DO THIS – Check each line below for the word "label", and copy those that have it.

Dataset items –
* begin *
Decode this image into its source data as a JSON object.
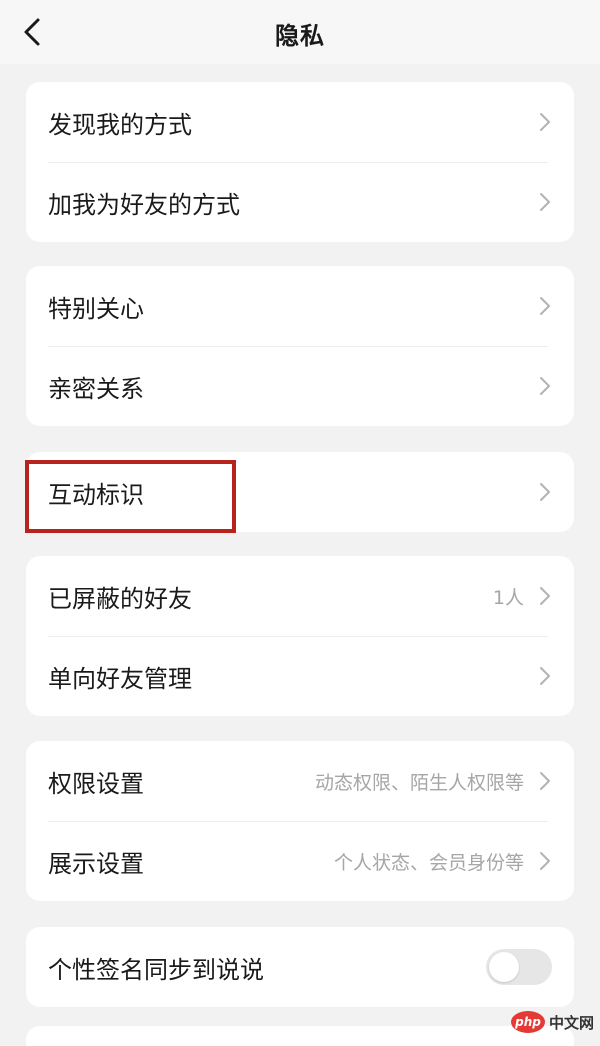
{
  "header": {
    "title": "隐私",
    "back_icon": "chevron-left-icon"
  },
  "groups": [
    {
      "items": [
        {
          "label": "发现我的方式",
          "value": ""
        },
        {
          "label": "加我为好友的方式",
          "value": ""
        }
      ]
    },
    {
      "items": [
        {
          "label": "特别关心",
          "value": ""
        },
        {
          "label": "亲密关系",
          "value": ""
        }
      ]
    },
    {
      "items": [
        {
          "label": "互动标识",
          "value": ""
        }
      ]
    },
    {
      "items": [
        {
          "label": "已屏蔽的好友",
          "value": "1人"
        },
        {
          "label": "单向好友管理",
          "value": ""
        }
      ]
    },
    {
      "items": [
        {
          "label": "权限设置",
          "value": "动态权限、陌生人权限等"
        },
        {
          "label": "展示设置",
          "value": "个人状态、会员身份等"
        }
      ]
    },
    {
      "items": [
        {
          "label": "个性签名同步到说说",
          "toggle": false
        }
      ]
    }
  ],
  "watermark": {
    "logo": "php",
    "text": "中文网"
  },
  "colors": {
    "background": "#f2f2f2",
    "card": "#ffffff",
    "highlight": "#b8231b",
    "secondary_text": "#a6a6a6"
  }
}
* end *
EXPECTED ANSWER –
          "label": "发现我的方式",
          "label": "加我为好友的方式",
          "label": "特别关心",
          "label": "亲密关系",
          "label": "互动标识",
          "label": "已屏蔽的好友",
          "label": "单向好友管理",
          "label": "权限设置",
          "label": "展示设置",
          "label": "个性签名同步到说说",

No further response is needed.